Work to complete -> Identify every line containing the word "proud" and reproduce each one.

====

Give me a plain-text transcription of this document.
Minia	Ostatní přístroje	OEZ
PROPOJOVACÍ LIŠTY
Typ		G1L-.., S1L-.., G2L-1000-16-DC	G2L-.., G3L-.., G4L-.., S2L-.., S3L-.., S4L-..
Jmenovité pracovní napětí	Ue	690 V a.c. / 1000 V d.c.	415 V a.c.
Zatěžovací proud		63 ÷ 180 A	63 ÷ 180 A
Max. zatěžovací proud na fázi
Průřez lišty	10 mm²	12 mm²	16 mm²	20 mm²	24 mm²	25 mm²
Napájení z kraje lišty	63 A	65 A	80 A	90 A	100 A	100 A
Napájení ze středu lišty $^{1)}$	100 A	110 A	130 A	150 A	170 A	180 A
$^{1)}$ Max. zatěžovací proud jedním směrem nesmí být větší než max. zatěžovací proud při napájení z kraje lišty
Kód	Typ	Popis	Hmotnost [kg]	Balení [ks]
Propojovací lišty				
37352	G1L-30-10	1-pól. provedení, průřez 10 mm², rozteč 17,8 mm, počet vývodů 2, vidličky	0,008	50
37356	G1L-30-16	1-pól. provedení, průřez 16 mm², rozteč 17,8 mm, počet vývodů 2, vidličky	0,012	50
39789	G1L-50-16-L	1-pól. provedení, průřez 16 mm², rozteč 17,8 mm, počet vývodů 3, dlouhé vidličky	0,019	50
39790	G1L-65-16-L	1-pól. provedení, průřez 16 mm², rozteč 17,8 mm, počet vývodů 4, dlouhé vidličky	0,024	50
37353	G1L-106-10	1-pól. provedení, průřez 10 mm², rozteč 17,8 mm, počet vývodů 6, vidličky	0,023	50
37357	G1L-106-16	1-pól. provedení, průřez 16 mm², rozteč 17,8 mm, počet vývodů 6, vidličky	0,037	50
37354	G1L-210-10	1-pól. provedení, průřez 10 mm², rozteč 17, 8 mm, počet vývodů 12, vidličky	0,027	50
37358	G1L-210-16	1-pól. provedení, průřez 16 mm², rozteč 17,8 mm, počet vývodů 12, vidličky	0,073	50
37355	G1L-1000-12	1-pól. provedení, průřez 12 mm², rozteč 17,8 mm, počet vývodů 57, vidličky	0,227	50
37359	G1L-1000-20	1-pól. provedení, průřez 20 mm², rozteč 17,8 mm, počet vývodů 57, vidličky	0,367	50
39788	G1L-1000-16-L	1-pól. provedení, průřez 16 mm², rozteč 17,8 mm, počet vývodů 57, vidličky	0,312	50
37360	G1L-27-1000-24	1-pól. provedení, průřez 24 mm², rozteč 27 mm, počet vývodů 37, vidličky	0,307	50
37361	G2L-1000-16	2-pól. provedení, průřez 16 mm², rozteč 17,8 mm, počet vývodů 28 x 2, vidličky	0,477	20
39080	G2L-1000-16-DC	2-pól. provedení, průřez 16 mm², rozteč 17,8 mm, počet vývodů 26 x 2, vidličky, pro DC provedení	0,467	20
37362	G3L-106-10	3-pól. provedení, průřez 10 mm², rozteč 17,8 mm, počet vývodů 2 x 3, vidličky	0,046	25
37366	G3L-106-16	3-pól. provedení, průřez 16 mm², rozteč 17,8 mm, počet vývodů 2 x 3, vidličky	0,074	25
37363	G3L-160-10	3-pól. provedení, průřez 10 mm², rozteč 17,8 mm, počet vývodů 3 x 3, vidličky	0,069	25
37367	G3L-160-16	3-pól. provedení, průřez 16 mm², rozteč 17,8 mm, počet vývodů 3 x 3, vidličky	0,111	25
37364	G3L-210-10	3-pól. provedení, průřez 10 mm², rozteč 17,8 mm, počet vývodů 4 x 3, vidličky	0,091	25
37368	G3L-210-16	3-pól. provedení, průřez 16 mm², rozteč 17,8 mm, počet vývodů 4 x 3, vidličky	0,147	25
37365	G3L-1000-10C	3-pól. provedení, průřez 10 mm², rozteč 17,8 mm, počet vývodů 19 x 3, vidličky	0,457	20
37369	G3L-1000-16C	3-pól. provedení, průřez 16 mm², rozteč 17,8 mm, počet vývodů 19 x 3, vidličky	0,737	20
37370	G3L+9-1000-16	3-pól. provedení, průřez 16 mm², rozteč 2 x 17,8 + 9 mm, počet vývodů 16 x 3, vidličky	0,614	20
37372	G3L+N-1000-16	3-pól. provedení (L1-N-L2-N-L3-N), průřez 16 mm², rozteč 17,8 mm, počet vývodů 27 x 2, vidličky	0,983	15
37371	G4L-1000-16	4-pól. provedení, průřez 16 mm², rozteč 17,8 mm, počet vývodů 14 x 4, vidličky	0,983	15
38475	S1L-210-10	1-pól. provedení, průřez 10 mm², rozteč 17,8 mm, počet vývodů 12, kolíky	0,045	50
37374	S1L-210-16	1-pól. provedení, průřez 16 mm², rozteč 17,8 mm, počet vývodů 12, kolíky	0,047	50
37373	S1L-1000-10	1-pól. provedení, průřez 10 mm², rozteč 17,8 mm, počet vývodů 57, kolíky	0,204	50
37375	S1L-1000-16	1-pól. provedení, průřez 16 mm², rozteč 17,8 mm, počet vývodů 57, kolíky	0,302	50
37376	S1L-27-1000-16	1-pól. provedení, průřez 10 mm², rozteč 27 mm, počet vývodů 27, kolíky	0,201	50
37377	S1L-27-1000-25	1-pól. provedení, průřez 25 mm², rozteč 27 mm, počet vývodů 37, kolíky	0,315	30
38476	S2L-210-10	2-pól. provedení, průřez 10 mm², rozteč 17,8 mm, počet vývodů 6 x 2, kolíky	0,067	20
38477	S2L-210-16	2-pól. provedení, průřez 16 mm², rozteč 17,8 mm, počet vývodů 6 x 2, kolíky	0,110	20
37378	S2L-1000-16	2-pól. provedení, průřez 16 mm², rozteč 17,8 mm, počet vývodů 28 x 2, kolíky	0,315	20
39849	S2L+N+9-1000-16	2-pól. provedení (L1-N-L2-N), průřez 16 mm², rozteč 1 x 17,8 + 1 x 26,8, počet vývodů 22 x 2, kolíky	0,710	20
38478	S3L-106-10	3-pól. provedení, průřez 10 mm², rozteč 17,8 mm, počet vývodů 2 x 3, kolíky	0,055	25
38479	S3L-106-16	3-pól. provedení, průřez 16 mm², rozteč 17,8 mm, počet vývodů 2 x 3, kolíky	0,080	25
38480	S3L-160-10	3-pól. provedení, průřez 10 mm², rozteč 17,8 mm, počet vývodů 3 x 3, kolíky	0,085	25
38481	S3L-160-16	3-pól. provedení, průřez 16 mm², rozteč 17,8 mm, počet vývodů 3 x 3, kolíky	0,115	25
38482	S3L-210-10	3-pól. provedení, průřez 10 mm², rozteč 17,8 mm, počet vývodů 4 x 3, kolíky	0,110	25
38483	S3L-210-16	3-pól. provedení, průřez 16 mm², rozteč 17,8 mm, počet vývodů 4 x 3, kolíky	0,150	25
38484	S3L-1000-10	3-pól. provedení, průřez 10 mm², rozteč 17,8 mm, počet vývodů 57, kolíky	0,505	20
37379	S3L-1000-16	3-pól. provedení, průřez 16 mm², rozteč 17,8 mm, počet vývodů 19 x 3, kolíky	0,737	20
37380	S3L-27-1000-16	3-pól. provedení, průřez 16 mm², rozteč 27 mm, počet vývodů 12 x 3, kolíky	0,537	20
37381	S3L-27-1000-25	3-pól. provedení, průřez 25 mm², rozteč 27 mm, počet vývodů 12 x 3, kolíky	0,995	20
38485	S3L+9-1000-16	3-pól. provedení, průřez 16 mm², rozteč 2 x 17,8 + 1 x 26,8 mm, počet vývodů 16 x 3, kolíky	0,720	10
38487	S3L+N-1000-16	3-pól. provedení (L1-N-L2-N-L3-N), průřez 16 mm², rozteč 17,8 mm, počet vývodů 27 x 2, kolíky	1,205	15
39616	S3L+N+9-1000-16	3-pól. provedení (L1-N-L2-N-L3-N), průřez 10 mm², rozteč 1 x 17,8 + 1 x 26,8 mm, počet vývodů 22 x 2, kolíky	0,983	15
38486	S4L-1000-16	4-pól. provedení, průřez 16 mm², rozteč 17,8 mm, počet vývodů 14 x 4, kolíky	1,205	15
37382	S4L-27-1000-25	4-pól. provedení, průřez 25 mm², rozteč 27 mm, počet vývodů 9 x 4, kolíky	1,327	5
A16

====

Result for this exercise ->
Zatěžovací proud		63 ÷ 180 A	63 ÷ 180 A
Max. zatěžovací proud na fázi
$^{1)}$ Max. zatěžovací proud jedním směrem nesmí být větší než max. zatěžovací proud při napájení z kraje lišty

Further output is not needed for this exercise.